### [TASK TO COMPLETE]
Extract the complete listing and repeat it word for word.

### [EXTRACTED MATERIAL]

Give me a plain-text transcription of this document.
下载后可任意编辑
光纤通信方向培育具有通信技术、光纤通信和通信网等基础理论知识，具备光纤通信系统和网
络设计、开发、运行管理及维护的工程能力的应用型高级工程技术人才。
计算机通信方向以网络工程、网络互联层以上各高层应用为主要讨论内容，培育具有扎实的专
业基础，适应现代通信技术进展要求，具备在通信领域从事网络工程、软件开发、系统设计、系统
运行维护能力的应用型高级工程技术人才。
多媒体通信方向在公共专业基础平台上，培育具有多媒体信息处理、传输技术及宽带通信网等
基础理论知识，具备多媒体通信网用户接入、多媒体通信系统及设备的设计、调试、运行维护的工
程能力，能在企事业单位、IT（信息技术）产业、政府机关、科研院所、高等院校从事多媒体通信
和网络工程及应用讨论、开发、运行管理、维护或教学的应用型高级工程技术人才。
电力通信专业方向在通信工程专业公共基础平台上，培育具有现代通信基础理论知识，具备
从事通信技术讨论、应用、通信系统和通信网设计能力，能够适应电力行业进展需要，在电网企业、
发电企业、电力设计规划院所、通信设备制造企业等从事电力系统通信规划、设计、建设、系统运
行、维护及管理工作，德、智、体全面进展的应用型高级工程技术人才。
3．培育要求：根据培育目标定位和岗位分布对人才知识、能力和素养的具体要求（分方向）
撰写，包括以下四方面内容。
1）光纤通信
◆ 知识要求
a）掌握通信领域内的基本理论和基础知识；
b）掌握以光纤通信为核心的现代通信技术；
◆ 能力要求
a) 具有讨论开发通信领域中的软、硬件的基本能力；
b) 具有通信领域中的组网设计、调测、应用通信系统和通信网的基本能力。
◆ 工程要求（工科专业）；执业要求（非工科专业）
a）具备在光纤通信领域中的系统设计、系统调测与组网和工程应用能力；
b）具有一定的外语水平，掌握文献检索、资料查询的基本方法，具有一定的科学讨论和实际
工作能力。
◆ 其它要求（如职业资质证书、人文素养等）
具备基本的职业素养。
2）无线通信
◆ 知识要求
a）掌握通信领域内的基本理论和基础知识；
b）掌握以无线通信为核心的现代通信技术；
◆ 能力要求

### [FINISHED ANSWER]
Give me a plain-text transcription of this document.
下载后可任意编辑
光纤通信方向培育具有通信技术、光纤通信和通信网等基础理论知识，具备光纤通信系统和网
络设计、开发、运行管理及维护的工程能力的应用型高级工程技术人才。
计算机通信方向以网络工程、网络互联层以上各高层应用为主要讨论内容，培育具有扎实的专
业基础，适应现代通信技术进展要求，具备在通信领域从事网络工程、软件开发、系统设计、系统
运行维护能力的应用型高级工程技术人才。
多媒体通信方向在公共专业基础平台上，培育具有多媒体信息处理、传输技术及宽带通信网等
基础理论知识，具备多媒体通信网用户接入、多媒体通信系统及设备的设计、调试、运行维护的工
程能力，能在企事业单位、IT（信息技术）产业、政府机关、科研院所、高等院校从事多媒体通信
和网络工程及应用讨论、开发、运行管理、维护或教学的应用型高级工程技术人才。
电力通信专业方向在通信工程专业公共基础平台上，培育具有现代通信基础理论知识，具备
从事通信技术讨论、应用、通信系统和通信网设计能力，能够适应电力行业进展需要，在电网企业、
发电企业、电力设计规划院所、通信设备制造企业等从事电力系统通信规划、设计、建设、系统运
行、维护及管理工作，德、智、体全面进展的应用型高级工程技术人才。
3．培育要求：根据培育目标定位和岗位分布对人才知识、能力和素养的具体要求（分方向）
撰写，包括以下四方面内容。
1）光纤通信
◆ 知识要求
a）掌握通信领域内的基本理论和基础知识；
b）掌握以光纤通信为核心的现代通信技术；
◆ 能力要求
a) 具有讨论开发通信领域中的软、硬件的基本能力；
b) 具有通信领域中的组网设计、调测、应用通信系统和通信网的基本能力。
◆ 工程要求（工科专业）；执业要求（非工科专业）
a）具备在光纤通信领域中的系统设计、系统调测与组网和工程应用能力；
b）具有一定的外语水平，掌握文献检索、资料查询的基本方法，具有一定的科学讨论和实际
工作能力。
◆ 其它要求（如职业资质证书、人文素养等）
具备基本的职业素养。
2）无线通信
◆ 知识要求
a）掌握通信领域内的基本理论和基础知识；
b）掌握以无线通信为核心的现代通信技术；
◆ 能力要求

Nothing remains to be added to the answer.